Supplied material ->
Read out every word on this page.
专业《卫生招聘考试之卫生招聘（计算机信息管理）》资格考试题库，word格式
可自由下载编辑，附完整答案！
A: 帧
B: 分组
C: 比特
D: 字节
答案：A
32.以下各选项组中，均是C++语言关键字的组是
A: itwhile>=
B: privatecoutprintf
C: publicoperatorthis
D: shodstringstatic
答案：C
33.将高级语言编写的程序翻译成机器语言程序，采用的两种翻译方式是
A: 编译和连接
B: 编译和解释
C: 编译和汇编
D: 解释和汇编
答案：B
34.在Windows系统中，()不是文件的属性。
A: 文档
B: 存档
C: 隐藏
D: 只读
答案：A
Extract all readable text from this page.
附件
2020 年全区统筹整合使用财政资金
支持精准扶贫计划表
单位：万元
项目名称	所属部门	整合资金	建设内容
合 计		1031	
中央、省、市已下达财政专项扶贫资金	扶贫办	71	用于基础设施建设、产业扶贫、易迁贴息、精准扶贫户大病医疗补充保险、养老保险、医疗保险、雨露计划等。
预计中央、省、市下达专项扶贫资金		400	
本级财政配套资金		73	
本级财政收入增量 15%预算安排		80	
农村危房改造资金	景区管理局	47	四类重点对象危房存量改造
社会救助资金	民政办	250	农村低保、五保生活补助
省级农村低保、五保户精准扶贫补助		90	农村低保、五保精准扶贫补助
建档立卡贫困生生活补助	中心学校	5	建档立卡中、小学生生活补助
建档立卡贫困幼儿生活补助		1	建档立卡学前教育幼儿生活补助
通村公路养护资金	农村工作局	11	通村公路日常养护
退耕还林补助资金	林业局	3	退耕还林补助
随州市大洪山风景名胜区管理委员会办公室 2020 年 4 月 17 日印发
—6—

Written request -> Your task is to give the records above again, exactly.

Right answer ->
Read out every word on this page.
专业《卫生招聘考试之卫生招聘（计算机信息管理）》资格考试题库，word格式
可自由下载编辑，附完整答案！
A: 帧
B: 分组
C: 比特
D: 字节
答案：A
32.以下各选项组中，均是C++语言关键字的组是
A: itwhile>=
B: privatecoutprintf
C: publicoperatorthis
D: shodstringstatic
答案：C
33.将高级语言编写的程序翻译成机器语言程序，采用的两种翻译方式是
A: 编译和连接
B: 编译和解释
C: 编译和汇编
D: 解释和汇编
答案：B
34.在Windows系统中，()不是文件的属性。
A: 文档
B: 存档
C: 隐藏
D: 只读
答案：A
Extract all readable text from this page.
附件
2020 年全区统筹整合使用财政资金
支持精准扶贫计划表
单位：万元
项目名称	所属部门	整合资金	建设内容
合 计		1031	
中央、省、市已下达财政专项扶贫资金	扶贫办	71	用于基础设施建设、产业扶贫、易迁贴息、精准扶贫户大病医疗补充保险、养老保险、医疗保险、雨露计划等。
预计中央、省、市下达专项扶贫资金		400	
本级财政配套资金		73	
本级财政收入增量 15%预算安排		80	
农村危房改造资金	景区管理局	47	四类重点对象危房存量改造
社会救助资金	民政办	250	农村低保、五保生活补助
省级农村低保、五保户精准扶贫补助		90	农村低保、五保精准扶贫补助
建档立卡贫困生生活补助	中心学校	5	建档立卡中、小学生生活补助
建档立卡贫困幼儿生活补助		1	建档立卡学前教育幼儿生活补助
通村公路养护资金	农村工作局	11	通村公路日常养护
退耕还林补助资金	林业局	3	退耕还林补助
随州市大洪山风景名胜区管理委员会办公室 2020 年 4 月 17 日印发
—6—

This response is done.